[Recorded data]

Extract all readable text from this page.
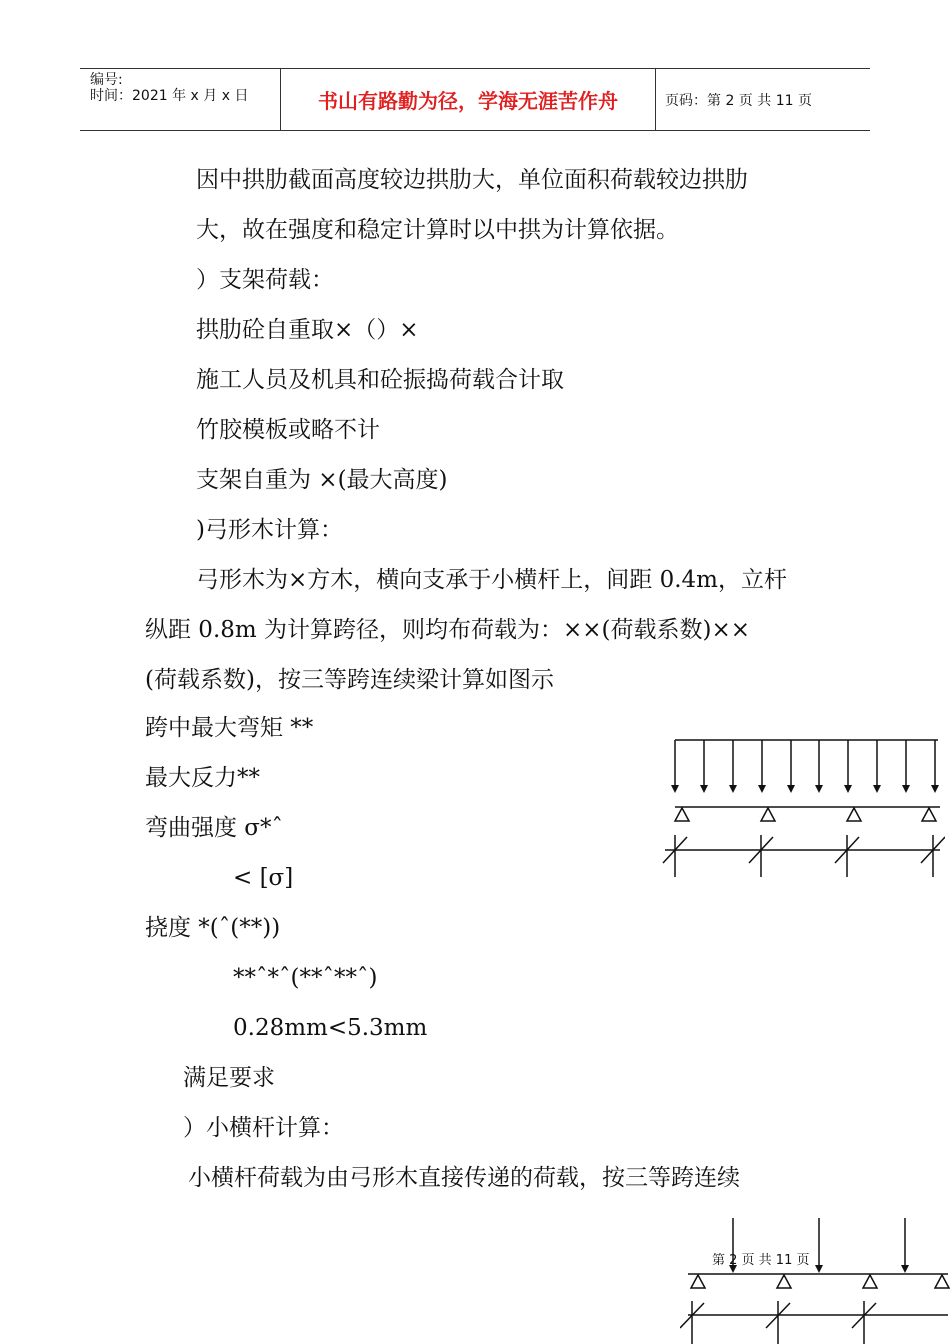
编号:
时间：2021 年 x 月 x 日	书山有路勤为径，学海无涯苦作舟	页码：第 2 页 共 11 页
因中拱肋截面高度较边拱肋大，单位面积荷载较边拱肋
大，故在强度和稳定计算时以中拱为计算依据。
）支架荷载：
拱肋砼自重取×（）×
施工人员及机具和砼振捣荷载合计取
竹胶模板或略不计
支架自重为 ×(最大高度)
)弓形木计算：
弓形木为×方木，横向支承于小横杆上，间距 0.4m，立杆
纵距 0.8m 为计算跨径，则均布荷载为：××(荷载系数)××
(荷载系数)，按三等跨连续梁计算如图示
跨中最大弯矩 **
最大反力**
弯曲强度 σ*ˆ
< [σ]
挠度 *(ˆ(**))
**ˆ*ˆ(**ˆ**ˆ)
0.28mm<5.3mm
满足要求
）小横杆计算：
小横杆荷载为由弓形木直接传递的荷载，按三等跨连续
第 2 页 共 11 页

=== To be done ===
Copy every record above exactly, leaving out the pictures.

=== Exercise response ===
Extract all readable text from this page.
编号:
时间：2021 年 x 月 x 日	书山有路勤为径，学海无涯苦作舟	页码：第 2 页 共 11 页
因中拱肋截面高度较边拱肋大，单位面积荷载较边拱肋
大，故在强度和稳定计算时以中拱为计算依据。
）支架荷载：
拱肋砼自重取×（）×
施工人员及机具和砼振捣荷载合计取
竹胶模板或略不计
支架自重为 ×(最大高度)
)弓形木计算：
弓形木为×方木，横向支承于小横杆上，间距 0.4m，立杆
纵距 0.8m 为计算跨径，则均布荷载为：××(荷载系数)××
(荷载系数)，按三等跨连续梁计算如图示
跨中最大弯矩 **
最大反力**
弯曲强度 σ*ˆ
< [σ]
挠度 *(ˆ(**))
**ˆ*ˆ(**ˆ**ˆ)
0.28mm<5.3mm
满足要求
）小横杆计算：
小横杆荷载为由弓形木直接传递的荷载，按三等跨连续
第 2 页 共 11 页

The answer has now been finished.